## start EXTRACTED MATERIAL

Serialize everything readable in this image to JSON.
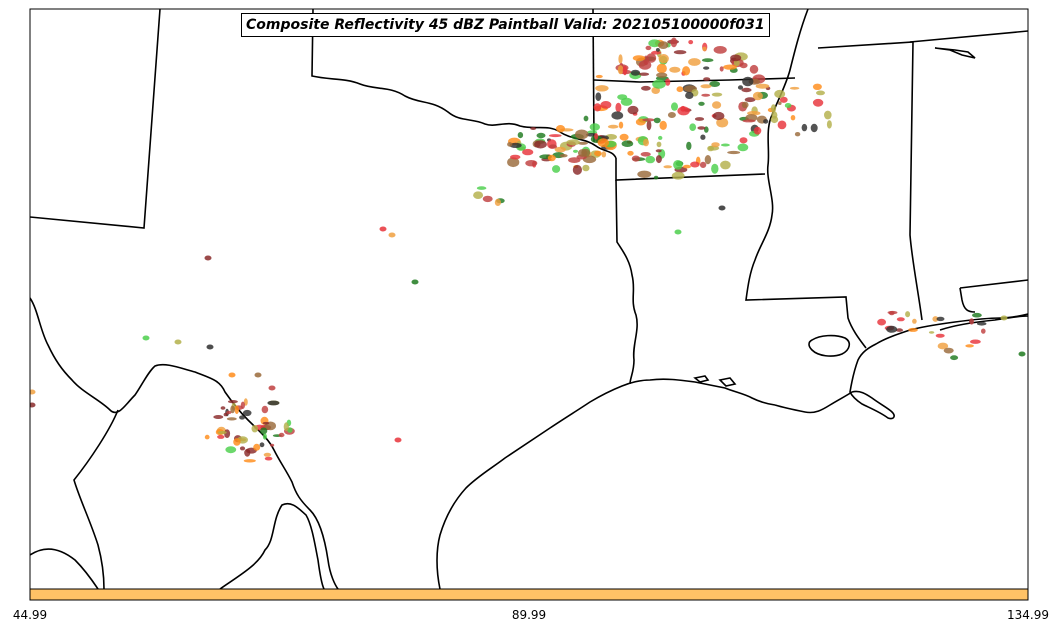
{
  "title": "Composite Reflectivity 45 dBZ Paintball Valid: 202105100000f031",
  "colorbar": {
    "color": "#ffc266",
    "ticks": [
      "44.99",
      "89.99",
      "134.99"
    ]
  },
  "colors": {
    "ensemble_members": [
      "#e8333a",
      "#f0a040",
      "#8a2a2a",
      "#1f7a1f",
      "#b3b04a",
      "#4ccf4c",
      "#2e2e2e",
      "#ff8c1a",
      "#9a6a3a",
      "#c04040"
    ]
  }
}
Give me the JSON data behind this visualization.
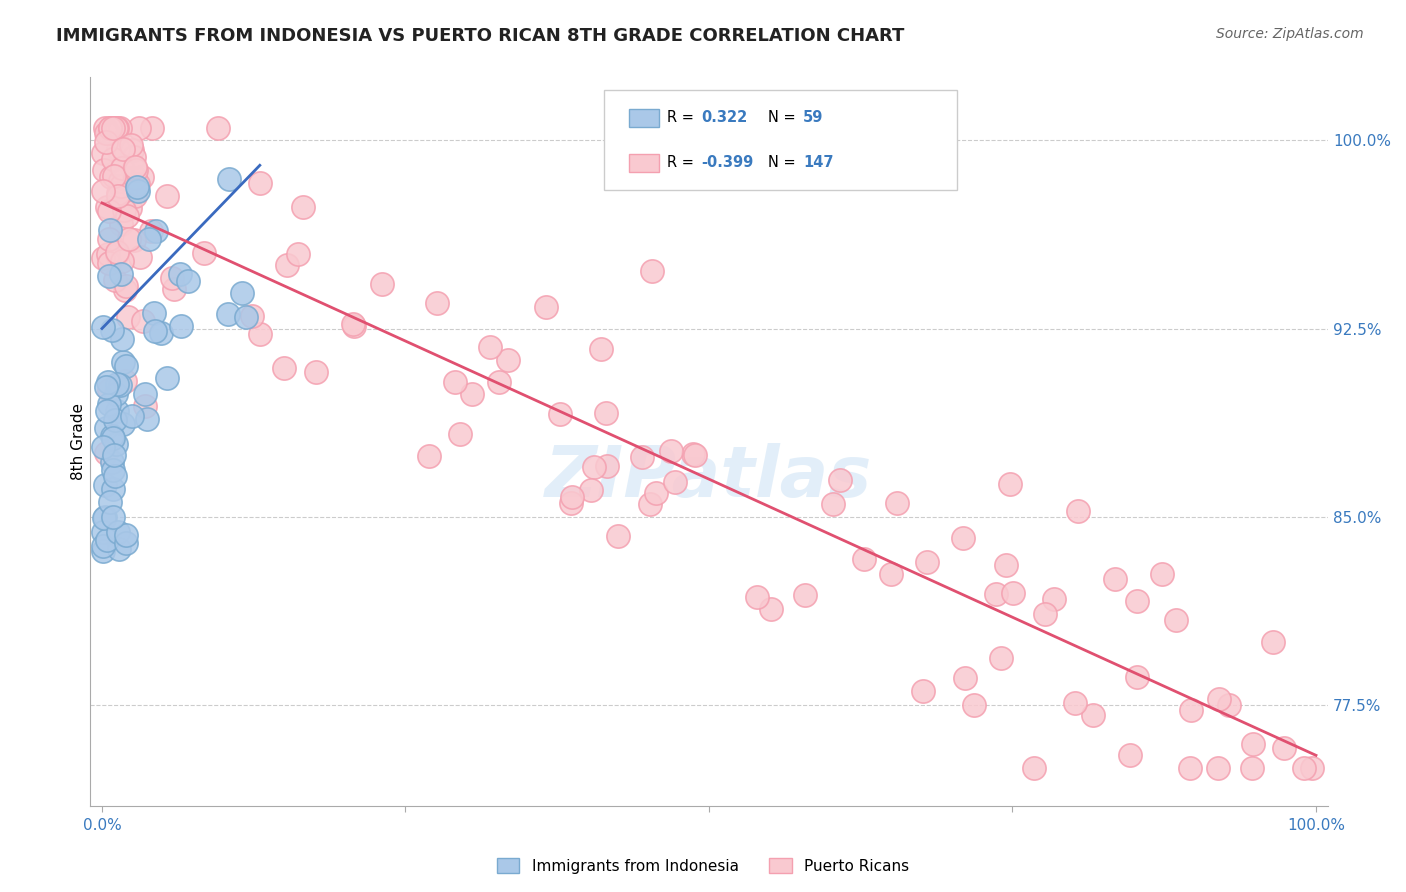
{
  "title": "IMMIGRANTS FROM INDONESIA VS PUERTO RICAN 8TH GRADE CORRELATION CHART",
  "source": "Source: ZipAtlas.com",
  "ylabel": "8th Grade",
  "legend_r_blue": "0.322",
  "legend_n_blue": "59",
  "legend_r_pink": "-0.399",
  "legend_n_pink": "147",
  "blue_dot_color": "#aac8e8",
  "blue_edge_color": "#7aaad0",
  "pink_dot_color": "#f9c9d0",
  "pink_edge_color": "#f4a0b0",
  "blue_line_color": "#3a6abf",
  "pink_line_color": "#e05070",
  "grid_color": "#cccccc",
  "tick_label_color": "#3a7abf",
  "watermark_color": "#d0e4f5",
  "title_color": "#222222",
  "source_color": "#666666",
  "xmin": -0.01,
  "xmax": 1.01,
  "ymin": 0.735,
  "ymax": 1.025,
  "ytick_vals": [
    0.775,
    0.85,
    0.925,
    1.0
  ],
  "ytick_labels": [
    "77.5%",
    "85.0%",
    "92.5%",
    "100.0%"
  ],
  "grid_vals": [
    0.775,
    0.85,
    0.925,
    1.0
  ],
  "blue_line_x": [
    0.0,
    0.13
  ],
  "blue_line_y": [
    0.925,
    0.99
  ],
  "pink_line_x": [
    0.0,
    1.0
  ],
  "pink_line_y": [
    0.975,
    0.755
  ]
}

## end EXTRACTED MATERIAL

◆ STATED TASK: Extract only the lines from the one that contains "Give me the" through the end of the records, inclusive, and omit every picture.

◆ REPLY:
Give me the JSON data behind this visualization.
{
  "title": "IMMIGRANTS FROM INDONESIA VS PUERTO RICAN 8TH GRADE CORRELATION CHART",
  "source": "Source: ZipAtlas.com",
  "ylabel": "8th Grade",
  "legend_r_blue": "0.322",
  "legend_n_blue": "59",
  "legend_r_pink": "-0.399",
  "legend_n_pink": "147",
  "blue_dot_color": "#aac8e8",
  "blue_edge_color": "#7aaad0",
  "pink_dot_color": "#f9c9d0",
  "pink_edge_color": "#f4a0b0",
  "blue_line_color": "#3a6abf",
  "pink_line_color": "#e05070",
  "grid_color": "#cccccc",
  "tick_label_color": "#3a7abf",
  "watermark_color": "#d0e4f5",
  "title_color": "#222222",
  "source_color": "#666666",
  "xmin": -0.01,
  "xmax": 1.01,
  "ymin": 0.735,
  "ymax": 1.025,
  "ytick_vals": [
    0.775,
    0.85,
    0.925,
    1.0
  ],
  "ytick_labels": [
    "77.5%",
    "85.0%",
    "92.5%",
    "100.0%"
  ],
  "grid_vals": [
    0.775,
    0.85,
    0.925,
    1.0
  ],
  "blue_line_x": [
    0.0,
    0.13
  ],
  "blue_line_y": [
    0.925,
    0.99
  ],
  "pink_line_x": [
    0.0,
    1.0
  ],
  "pink_line_y": [
    0.975,
    0.755
  ]
}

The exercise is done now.